EXERCISE INSTRUCTIONS: Reproduce every line of the entries from the start down to the line containing "outcome: accessible: ACCESSIBLE", including that line.

Rows from a dataset:

-*-

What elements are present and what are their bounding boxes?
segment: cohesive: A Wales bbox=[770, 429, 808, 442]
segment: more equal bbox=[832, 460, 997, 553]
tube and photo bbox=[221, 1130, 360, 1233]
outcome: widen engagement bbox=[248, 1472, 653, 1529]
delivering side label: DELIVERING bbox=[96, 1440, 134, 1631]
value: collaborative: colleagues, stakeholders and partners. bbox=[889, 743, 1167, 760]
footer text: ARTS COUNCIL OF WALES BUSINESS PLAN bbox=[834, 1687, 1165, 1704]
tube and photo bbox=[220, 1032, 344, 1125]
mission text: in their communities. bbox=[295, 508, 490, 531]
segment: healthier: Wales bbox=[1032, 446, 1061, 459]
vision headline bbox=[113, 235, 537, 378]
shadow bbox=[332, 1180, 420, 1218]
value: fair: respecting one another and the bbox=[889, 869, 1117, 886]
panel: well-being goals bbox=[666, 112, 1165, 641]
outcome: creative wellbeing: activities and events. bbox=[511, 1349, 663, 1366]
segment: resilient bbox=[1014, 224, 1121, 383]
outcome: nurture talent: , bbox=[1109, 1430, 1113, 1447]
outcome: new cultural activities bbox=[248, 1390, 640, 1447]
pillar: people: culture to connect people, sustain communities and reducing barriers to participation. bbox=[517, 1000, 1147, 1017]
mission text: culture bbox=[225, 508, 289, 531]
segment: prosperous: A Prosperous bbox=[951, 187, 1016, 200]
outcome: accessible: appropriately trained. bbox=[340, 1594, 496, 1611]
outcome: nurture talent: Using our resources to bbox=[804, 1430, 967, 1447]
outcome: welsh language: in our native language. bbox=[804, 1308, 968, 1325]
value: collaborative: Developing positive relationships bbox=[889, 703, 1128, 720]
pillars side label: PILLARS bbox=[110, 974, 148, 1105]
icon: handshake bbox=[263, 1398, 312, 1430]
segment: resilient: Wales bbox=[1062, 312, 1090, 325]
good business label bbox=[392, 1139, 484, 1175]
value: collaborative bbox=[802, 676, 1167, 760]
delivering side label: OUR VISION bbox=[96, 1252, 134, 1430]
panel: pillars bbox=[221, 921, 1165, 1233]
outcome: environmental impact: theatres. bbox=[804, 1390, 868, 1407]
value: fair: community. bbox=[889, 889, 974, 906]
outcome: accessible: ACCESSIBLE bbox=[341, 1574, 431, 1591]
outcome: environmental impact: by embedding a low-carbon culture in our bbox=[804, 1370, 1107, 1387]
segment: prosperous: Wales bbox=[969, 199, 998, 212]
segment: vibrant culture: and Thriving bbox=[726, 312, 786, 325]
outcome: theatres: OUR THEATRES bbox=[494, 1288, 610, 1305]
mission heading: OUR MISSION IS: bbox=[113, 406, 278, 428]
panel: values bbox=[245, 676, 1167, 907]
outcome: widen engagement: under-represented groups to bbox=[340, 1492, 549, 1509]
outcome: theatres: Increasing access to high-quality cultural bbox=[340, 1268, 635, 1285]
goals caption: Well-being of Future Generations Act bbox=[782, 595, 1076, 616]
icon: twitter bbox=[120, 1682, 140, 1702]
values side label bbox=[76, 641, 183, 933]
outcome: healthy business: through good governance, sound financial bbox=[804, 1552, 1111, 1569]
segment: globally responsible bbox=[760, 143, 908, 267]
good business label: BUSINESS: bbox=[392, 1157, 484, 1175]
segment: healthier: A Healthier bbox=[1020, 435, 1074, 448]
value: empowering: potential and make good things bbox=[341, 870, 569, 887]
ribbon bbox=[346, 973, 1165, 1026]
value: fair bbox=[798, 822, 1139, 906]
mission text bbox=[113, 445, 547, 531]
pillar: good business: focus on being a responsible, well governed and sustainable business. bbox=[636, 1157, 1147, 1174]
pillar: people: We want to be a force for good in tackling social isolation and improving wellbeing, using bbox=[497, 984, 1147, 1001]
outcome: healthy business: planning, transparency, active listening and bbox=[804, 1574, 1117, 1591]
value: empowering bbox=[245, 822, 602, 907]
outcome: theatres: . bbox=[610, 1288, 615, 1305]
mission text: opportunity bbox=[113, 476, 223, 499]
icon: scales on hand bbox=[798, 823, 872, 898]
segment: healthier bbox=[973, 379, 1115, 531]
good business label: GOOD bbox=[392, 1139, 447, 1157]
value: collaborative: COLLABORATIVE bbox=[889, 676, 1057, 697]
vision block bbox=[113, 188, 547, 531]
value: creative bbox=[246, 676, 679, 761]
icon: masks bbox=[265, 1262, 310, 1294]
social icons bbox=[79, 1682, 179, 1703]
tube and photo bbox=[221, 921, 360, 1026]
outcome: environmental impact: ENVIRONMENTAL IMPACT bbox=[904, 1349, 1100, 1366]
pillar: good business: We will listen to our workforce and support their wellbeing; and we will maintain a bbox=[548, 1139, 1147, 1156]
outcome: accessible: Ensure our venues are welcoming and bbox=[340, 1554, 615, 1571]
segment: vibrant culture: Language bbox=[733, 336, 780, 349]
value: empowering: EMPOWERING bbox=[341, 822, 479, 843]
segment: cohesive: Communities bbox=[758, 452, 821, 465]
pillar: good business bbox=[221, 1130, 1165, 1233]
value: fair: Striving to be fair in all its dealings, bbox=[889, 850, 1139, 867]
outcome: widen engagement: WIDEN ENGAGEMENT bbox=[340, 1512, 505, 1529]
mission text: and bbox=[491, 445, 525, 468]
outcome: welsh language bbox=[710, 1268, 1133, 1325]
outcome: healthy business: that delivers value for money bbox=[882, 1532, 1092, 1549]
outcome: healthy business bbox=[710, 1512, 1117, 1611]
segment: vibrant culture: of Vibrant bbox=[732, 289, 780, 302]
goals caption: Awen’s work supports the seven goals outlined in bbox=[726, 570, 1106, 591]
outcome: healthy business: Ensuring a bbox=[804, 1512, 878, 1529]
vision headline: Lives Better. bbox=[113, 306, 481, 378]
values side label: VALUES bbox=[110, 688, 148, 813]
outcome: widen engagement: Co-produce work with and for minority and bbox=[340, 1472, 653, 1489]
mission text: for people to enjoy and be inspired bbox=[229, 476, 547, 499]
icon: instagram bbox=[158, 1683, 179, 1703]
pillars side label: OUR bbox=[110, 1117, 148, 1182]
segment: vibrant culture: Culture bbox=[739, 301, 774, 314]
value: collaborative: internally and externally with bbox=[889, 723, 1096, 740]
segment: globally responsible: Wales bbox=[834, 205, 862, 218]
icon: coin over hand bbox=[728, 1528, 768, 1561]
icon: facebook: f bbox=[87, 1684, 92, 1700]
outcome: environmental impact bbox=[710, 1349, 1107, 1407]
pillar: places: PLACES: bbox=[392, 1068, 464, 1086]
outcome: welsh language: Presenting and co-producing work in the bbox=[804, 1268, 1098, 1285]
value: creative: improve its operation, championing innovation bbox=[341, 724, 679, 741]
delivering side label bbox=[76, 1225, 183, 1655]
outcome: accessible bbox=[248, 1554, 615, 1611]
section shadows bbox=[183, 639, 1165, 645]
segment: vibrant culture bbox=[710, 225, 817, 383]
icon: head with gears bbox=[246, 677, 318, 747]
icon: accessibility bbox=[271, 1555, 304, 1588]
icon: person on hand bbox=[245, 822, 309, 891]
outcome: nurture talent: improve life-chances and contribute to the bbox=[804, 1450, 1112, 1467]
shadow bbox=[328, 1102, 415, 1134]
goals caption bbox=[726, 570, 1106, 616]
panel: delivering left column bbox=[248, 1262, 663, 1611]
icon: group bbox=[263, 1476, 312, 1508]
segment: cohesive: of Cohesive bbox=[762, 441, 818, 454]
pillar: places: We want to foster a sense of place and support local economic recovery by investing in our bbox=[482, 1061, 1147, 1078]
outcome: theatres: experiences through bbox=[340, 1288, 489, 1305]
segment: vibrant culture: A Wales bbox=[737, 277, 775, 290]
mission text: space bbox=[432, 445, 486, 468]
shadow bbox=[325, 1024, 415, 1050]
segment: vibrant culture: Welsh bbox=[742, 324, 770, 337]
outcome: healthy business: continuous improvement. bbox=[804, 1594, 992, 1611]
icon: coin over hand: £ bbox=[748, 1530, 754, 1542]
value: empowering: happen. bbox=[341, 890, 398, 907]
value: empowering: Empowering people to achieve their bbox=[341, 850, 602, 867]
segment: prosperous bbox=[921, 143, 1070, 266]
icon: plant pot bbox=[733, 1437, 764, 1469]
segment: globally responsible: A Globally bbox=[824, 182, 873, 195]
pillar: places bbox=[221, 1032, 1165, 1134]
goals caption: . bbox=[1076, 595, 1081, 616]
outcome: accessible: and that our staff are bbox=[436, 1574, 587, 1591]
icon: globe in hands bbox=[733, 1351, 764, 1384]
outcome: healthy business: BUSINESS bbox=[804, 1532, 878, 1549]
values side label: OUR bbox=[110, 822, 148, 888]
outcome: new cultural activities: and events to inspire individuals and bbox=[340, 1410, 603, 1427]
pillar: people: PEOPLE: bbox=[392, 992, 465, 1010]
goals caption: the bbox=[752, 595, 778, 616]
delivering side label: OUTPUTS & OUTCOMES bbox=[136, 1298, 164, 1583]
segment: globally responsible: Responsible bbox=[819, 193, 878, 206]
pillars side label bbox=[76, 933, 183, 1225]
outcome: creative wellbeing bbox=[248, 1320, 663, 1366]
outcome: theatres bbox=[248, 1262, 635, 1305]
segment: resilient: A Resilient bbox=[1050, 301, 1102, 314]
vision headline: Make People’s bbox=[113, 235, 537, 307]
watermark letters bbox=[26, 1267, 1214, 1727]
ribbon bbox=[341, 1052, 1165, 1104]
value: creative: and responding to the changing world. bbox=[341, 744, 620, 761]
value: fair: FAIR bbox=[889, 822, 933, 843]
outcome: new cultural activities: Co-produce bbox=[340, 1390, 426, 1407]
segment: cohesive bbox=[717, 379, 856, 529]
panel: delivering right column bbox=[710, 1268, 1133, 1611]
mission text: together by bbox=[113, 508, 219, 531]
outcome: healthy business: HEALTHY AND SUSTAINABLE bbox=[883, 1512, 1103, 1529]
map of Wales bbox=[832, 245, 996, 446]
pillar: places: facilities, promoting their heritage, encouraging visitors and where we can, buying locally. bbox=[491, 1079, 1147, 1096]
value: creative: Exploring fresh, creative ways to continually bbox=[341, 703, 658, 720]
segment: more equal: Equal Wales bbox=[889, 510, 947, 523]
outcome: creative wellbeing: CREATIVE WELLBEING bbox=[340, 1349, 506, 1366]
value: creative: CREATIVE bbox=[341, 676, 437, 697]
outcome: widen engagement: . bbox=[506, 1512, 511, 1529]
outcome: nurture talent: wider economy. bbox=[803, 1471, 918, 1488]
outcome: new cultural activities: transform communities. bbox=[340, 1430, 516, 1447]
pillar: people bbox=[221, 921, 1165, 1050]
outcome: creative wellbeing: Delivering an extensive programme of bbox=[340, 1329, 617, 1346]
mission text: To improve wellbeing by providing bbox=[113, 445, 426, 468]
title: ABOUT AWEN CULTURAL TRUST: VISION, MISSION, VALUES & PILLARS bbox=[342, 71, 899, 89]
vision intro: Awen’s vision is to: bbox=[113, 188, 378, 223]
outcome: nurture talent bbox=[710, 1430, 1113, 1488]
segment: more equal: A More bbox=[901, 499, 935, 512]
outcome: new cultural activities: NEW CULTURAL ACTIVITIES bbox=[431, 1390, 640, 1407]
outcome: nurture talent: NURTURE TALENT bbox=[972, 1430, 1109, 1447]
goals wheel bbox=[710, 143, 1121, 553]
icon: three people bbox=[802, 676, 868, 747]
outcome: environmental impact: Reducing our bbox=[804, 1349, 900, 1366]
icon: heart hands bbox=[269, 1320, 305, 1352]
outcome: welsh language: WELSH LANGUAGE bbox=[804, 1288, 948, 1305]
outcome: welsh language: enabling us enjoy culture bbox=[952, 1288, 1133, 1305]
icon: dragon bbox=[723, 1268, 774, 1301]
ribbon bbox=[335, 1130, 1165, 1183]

-*-

EXERCISE OUTPUT:
What elements are present and what are their bounding boxes?
segment: cohesive: A Wales bbox=[770, 429, 808, 442]
segment: more equal bbox=[832, 460, 997, 553]
tube and photo bbox=[221, 1130, 360, 1233]
outcome: widen engagement bbox=[248, 1472, 653, 1529]
delivering side label: DELIVERING bbox=[96, 1440, 134, 1631]
value: collaborative: colleagues, stakeholders and partners. bbox=[889, 743, 1167, 760]
footer text: ARTS COUNCIL OF WALES BUSINESS PLAN bbox=[834, 1687, 1165, 1704]
tube and photo bbox=[220, 1032, 344, 1125]
mission text: in their communities. bbox=[295, 508, 490, 531]
segment: healthier: Wales bbox=[1032, 446, 1061, 459]
vision headline bbox=[113, 235, 537, 378]
shadow bbox=[332, 1180, 420, 1218]
value: fair: respecting one another and the bbox=[889, 869, 1117, 886]
panel: well-being goals bbox=[666, 112, 1165, 641]
outcome: creative wellbeing: activities and events. bbox=[511, 1349, 663, 1366]
segment: resilient bbox=[1014, 224, 1121, 383]
outcome: nurture talent: , bbox=[1109, 1430, 1113, 1447]
outcome: new cultural activities bbox=[248, 1390, 640, 1447]
pillar: people: culture to connect people, sustain communities and reducing barriers to participation. bbox=[517, 1000, 1147, 1017]
mission text: culture bbox=[225, 508, 289, 531]
segment: prosperous: A Prosperous bbox=[951, 187, 1016, 200]
outcome: accessible: appropriately trained. bbox=[340, 1594, 496, 1611]
outcome: nurture talent: Using our resources to bbox=[804, 1430, 967, 1447]
outcome: welsh language: in our native language. bbox=[804, 1308, 968, 1325]
value: collaborative: Developing positive relationships bbox=[889, 703, 1128, 720]
pillars side label: PILLARS bbox=[110, 974, 148, 1105]
icon: handshake bbox=[263, 1398, 312, 1430]
segment: resilient: Wales bbox=[1062, 312, 1090, 325]
good business label bbox=[392, 1139, 484, 1175]
value: collaborative bbox=[802, 676, 1167, 760]
delivering side label: OUR VISION bbox=[96, 1252, 134, 1430]
panel: pillars bbox=[221, 921, 1165, 1233]
outcome: environmental impact: theatres. bbox=[804, 1390, 868, 1407]
value: fair: community. bbox=[889, 889, 974, 906]
outcome: accessible: ACCESSIBLE bbox=[341, 1574, 431, 1591]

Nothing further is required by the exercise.